** Start of LISTED RECORDS **

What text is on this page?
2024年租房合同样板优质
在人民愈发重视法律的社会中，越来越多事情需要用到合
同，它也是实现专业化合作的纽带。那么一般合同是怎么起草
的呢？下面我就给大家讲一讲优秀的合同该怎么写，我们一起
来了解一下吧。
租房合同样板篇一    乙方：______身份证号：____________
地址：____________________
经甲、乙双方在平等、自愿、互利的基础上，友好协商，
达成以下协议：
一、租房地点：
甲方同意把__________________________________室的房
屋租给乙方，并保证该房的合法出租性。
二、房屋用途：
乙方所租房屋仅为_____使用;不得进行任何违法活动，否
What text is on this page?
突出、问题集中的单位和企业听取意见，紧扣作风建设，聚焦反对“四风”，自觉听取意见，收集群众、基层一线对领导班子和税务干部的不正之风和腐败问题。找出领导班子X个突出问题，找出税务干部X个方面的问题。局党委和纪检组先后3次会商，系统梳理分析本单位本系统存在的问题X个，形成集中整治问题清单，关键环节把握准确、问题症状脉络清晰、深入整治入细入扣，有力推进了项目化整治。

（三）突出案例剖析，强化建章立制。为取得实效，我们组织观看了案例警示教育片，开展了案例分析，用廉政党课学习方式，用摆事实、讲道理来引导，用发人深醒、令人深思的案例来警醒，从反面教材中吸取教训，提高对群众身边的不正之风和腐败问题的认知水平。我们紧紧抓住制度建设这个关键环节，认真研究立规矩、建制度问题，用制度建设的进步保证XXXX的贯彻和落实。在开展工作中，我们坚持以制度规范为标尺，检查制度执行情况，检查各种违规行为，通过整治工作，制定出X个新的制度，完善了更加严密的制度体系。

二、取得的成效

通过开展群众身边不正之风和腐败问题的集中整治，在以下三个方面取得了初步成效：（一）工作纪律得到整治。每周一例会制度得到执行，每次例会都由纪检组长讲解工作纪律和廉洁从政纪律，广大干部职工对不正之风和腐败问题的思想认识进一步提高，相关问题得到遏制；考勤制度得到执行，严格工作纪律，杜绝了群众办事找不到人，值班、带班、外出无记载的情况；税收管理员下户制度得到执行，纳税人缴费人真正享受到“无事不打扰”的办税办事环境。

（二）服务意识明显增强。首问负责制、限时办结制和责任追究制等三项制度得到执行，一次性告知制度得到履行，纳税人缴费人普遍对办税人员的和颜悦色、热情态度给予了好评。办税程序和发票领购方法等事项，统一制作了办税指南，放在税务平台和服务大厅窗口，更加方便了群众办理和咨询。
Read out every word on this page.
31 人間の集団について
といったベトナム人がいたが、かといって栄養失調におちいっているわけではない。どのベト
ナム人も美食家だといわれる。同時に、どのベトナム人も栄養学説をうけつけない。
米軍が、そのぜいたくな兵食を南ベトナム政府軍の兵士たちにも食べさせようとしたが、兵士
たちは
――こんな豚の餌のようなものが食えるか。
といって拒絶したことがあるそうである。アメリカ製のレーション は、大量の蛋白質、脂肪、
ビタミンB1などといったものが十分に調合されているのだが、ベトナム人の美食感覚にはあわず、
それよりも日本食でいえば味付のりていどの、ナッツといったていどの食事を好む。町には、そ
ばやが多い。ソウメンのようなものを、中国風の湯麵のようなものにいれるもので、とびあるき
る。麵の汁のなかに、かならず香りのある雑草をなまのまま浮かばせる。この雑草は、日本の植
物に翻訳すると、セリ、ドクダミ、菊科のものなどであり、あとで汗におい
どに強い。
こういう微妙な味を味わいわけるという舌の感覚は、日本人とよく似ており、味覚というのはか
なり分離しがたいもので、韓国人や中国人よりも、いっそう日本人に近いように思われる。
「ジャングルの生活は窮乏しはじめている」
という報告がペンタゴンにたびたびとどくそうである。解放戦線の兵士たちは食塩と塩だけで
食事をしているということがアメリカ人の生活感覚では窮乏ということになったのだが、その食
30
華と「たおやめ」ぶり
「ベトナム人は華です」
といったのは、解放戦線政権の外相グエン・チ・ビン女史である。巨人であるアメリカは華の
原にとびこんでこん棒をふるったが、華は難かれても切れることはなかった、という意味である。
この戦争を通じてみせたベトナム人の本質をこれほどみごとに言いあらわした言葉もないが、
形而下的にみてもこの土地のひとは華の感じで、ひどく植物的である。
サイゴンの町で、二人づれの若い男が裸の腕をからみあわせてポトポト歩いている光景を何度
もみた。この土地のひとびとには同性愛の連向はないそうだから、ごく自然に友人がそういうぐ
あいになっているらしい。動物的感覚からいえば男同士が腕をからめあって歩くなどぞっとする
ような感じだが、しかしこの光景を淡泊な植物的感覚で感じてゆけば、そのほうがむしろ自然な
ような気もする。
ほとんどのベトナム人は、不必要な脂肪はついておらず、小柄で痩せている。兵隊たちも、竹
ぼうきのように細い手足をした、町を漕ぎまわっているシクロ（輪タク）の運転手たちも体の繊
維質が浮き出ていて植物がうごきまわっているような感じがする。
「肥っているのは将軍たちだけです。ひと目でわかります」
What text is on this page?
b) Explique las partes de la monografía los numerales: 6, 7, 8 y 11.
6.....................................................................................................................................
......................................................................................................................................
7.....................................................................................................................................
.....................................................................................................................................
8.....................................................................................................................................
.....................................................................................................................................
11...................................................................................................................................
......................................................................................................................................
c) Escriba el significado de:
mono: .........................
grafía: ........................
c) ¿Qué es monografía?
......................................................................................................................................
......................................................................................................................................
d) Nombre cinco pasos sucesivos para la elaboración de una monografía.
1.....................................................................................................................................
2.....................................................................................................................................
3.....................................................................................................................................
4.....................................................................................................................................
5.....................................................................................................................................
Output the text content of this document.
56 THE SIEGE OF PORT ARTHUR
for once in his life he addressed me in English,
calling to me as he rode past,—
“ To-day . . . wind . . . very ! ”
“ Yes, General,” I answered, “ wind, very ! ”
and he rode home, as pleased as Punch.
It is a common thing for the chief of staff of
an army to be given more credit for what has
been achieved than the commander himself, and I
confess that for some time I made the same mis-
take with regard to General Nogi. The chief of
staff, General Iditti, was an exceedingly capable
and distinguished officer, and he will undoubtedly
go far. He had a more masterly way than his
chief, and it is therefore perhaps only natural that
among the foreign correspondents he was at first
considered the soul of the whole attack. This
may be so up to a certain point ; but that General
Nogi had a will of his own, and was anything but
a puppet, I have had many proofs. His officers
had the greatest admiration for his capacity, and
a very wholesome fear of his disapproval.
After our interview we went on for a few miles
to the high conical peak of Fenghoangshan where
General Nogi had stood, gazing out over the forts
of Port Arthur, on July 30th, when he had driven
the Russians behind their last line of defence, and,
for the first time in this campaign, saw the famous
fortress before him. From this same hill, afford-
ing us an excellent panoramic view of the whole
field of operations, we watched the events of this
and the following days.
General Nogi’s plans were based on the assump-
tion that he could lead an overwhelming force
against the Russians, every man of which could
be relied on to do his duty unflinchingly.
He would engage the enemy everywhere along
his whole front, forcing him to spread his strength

** End of LISTED RECORDS **

WORK INSTRUCTIONS =>
Extract every line above that contains the word "Russians".

EXERCISE OUTPUT =>
the Russians behind their last line of defence, and,
against the Russians, every man of which could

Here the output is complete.